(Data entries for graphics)
════════════════
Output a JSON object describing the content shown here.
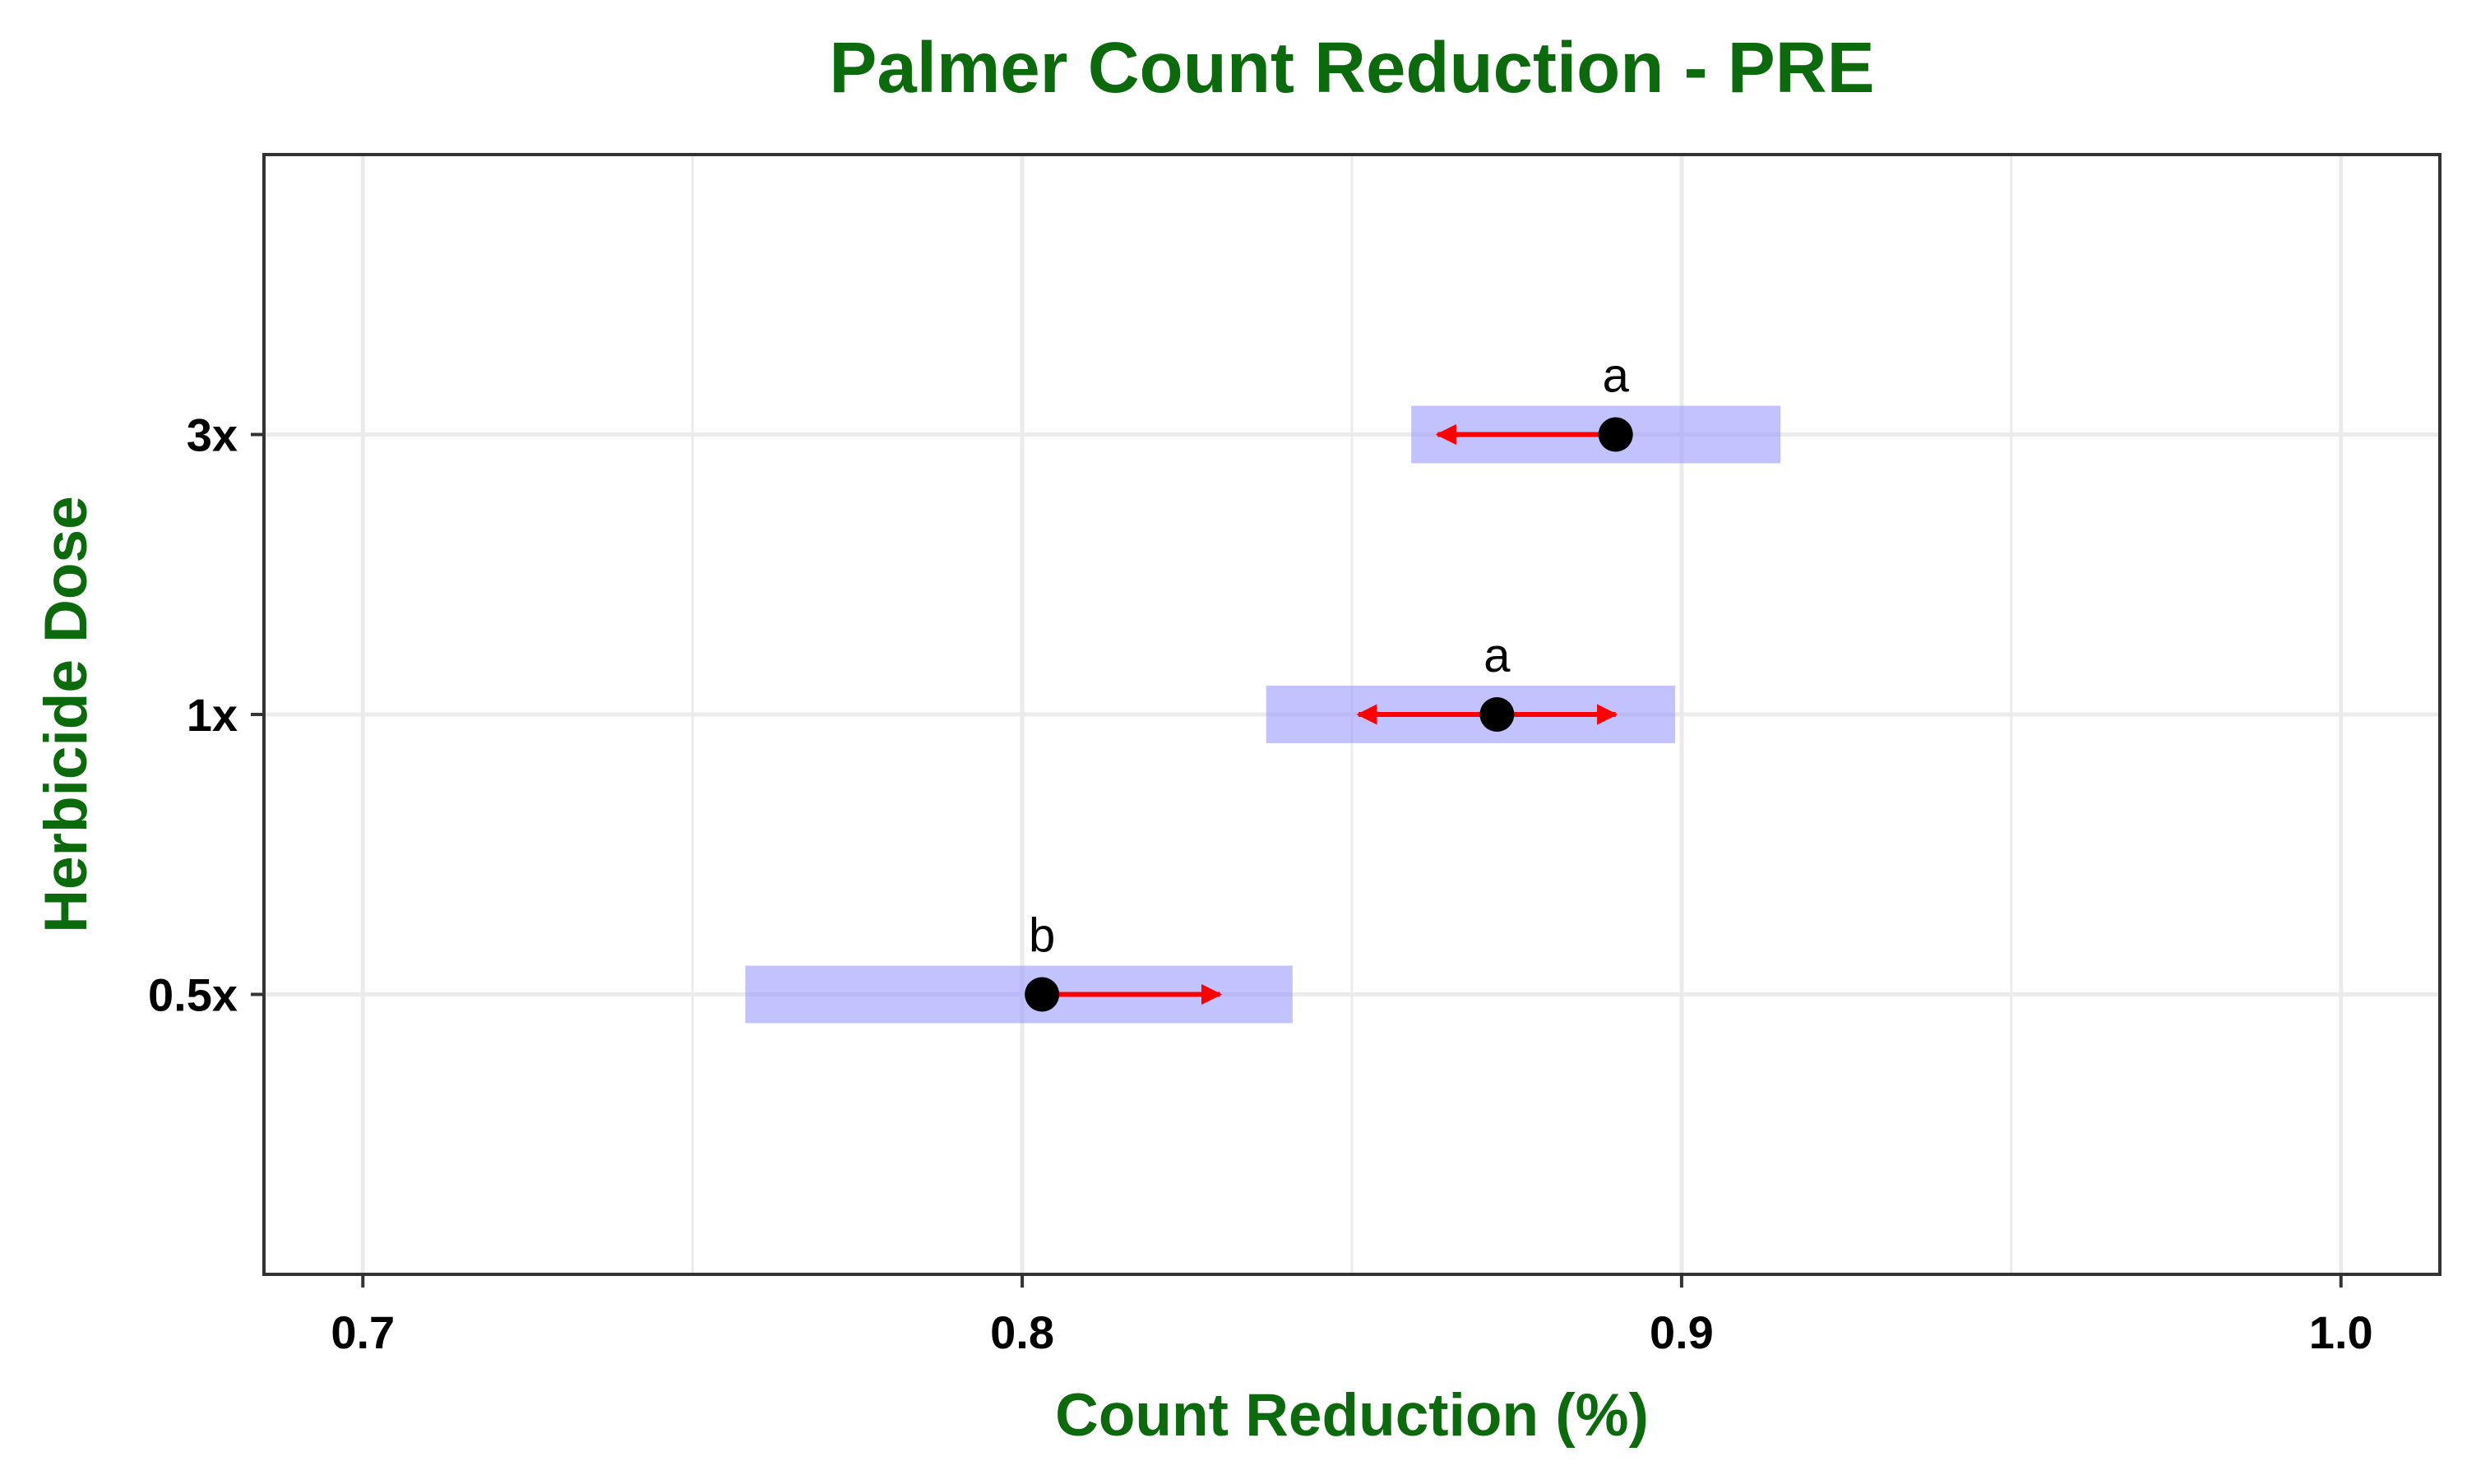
{
  "chart_data": {
    "type": "scatter",
    "title": "Palmer Count Reduction - PRE",
    "xlabel": "Count Reduction (%)",
    "ylabel": "Herbicide Dose",
    "xlim": [
      0.685,
      1.015
    ],
    "x_ticks": [
      "0.7",
      "0.8",
      "0.9",
      "1.0"
    ],
    "x_tick_values": [
      0.7,
      0.8,
      0.9,
      1.0
    ],
    "categories": [
      "0.5x",
      "1x",
      "3x"
    ],
    "grid": true,
    "legend": "none",
    "colors": {
      "interval": "#9999ff",
      "arrow": "#ff0000",
      "point": "#000000",
      "title": "#0b6a0b",
      "grid": "#ebebeb",
      "panel_border": "#333333"
    },
    "points": [
      {
        "category": "0.5x",
        "estimate": 0.803,
        "lower": 0.758,
        "upper": 0.841,
        "arrow_lower": null,
        "arrow_upper": 0.83,
        "letter": "b"
      },
      {
        "category": "1x",
        "estimate": 0.872,
        "lower": 0.837,
        "upper": 0.899,
        "arrow_lower": 0.851,
        "arrow_upper": 0.89,
        "letter": "a"
      },
      {
        "category": "3x",
        "estimate": 0.89,
        "lower": 0.859,
        "upper": 0.915,
        "arrow_lower": 0.863,
        "arrow_upper": null,
        "letter": "a"
      }
    ]
  }
}
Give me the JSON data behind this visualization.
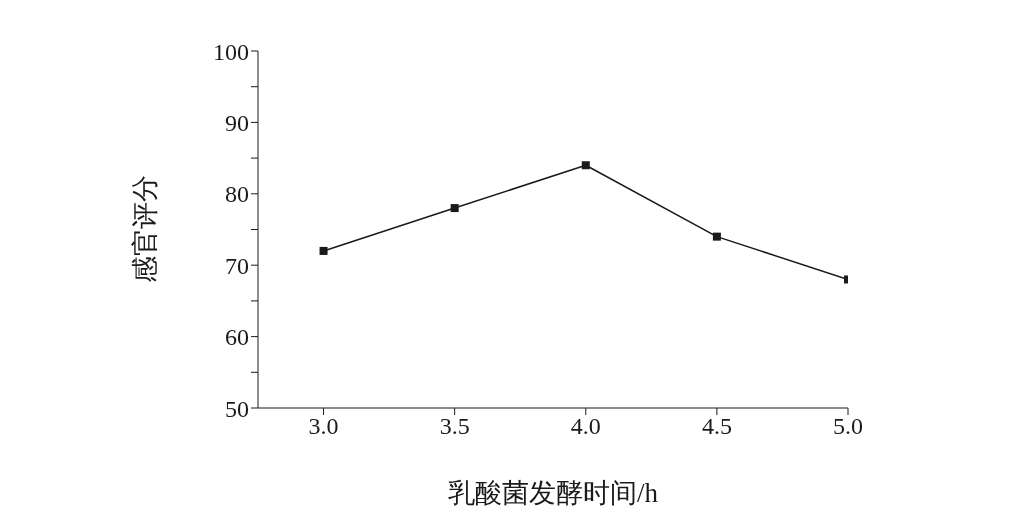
{
  "chart_data": {
    "type": "line",
    "xlabel": "乳酸菌发酵时间/h",
    "ylabel": "感官评分",
    "x": [
      3.0,
      3.5,
      4.0,
      4.5,
      5.0
    ],
    "series": [
      {
        "color": "#1a1a1a",
        "values": [
          72,
          78,
          84,
          74,
          68
        ]
      }
    ],
    "xlim": [
      2.75,
      5.0
    ],
    "xticks": [
      {
        "value": 3,
        "label": "3.0"
      },
      {
        "value": 3.5,
        "label": "3.5"
      },
      {
        "value": 4,
        "label": "4.0"
      },
      {
        "value": 4.5,
        "label": "4.5"
      },
      {
        "value": 5,
        "label": "5.0"
      }
    ],
    "ylim": [
      50,
      100
    ],
    "yticks": [
      50,
      {
        "value": 55,
        "label": null
      },
      60,
      {
        "value": 65,
        "label": null
      },
      70,
      {
        "value": 75,
        "label": null
      },
      80,
      {
        "value": 85,
        "label": null
      },
      90,
      {
        "value": 95,
        "label": null
      },
      100
    ],
    "grid": false,
    "legend": false,
    "marker": "square",
    "line_style": "solid"
  }
}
════════════════
Copy out all the entries exactly. Images stay out of the copy.

Output a JSON object describing the content shown here.
{
  "chart_data": {
    "type": "scatter",
    "title": "Palmer Count Reduction - PRE",
    "xlabel": "Count Reduction (%)",
    "ylabel": "Herbicide Dose",
    "xlim": [
      0.685,
      1.015
    ],
    "x_ticks": [
      "0.7",
      "0.8",
      "0.9",
      "1.0"
    ],
    "x_tick_values": [
      0.7,
      0.8,
      0.9,
      1.0
    ],
    "categories": [
      "0.5x",
      "1x",
      "3x"
    ],
    "grid": true,
    "legend": "none",
    "colors": {
      "interval": "#9999ff",
      "arrow": "#ff0000",
      "point": "#000000",
      "title": "#0b6a0b",
      "grid": "#ebebeb",
      "panel_border": "#333333"
    },
    "points": [
      {
        "category": "0.5x",
        "estimate": 0.803,
        "lower": 0.758,
        "upper": 0.841,
        "arrow_lower": null,
        "arrow_upper": 0.83,
        "letter": "b"
      },
      {
        "category": "1x",
        "estimate": 0.872,
        "lower": 0.837,
        "upper": 0.899,
        "arrow_lower": 0.851,
        "arrow_upper": 0.89,
        "letter": "a"
      },
      {
        "category": "3x",
        "estimate": 0.89,
        "lower": 0.859,
        "upper": 0.915,
        "arrow_lower": 0.863,
        "arrow_upper": null,
        "letter": "a"
      }
    ]
  }
}
Give me the JSON data behind this visualization.
{
  "chart_data": {
    "type": "line",
    "xlabel": "乳酸菌发酵时间/h",
    "ylabel": "感官评分",
    "x": [
      3.0,
      3.5,
      4.0,
      4.5,
      5.0
    ],
    "series": [
      {
        "color": "#1a1a1a",
        "values": [
          72,
          78,
          84,
          74,
          68
        ]
      }
    ],
    "xlim": [
      2.75,
      5.0
    ],
    "xticks": [
      {
        "value": 3,
        "label": "3.0"
      },
      {
        "value": 3.5,
        "label": "3.5"
      },
      {
        "value": 4,
        "label": "4.0"
      },
      {
        "value": 4.5,
        "label": "4.5"
      },
      {
        "value": 5,
        "label": "5.0"
      }
    ],
    "ylim": [
      50,
      100
    ],
    "yticks": [
      50,
      {
        "value": 55,
        "label": null
      },
      60,
      {
        "value": 65,
        "label": null
      },
      70,
      {
        "value": 75,
        "label": null
      },
      80,
      {
        "value": 85,
        "label": null
      },
      90,
      {
        "value": 95,
        "label": null
      },
      100
    ],
    "grid": false,
    "legend": false,
    "marker": "square",
    "line_style": "solid"
  }
}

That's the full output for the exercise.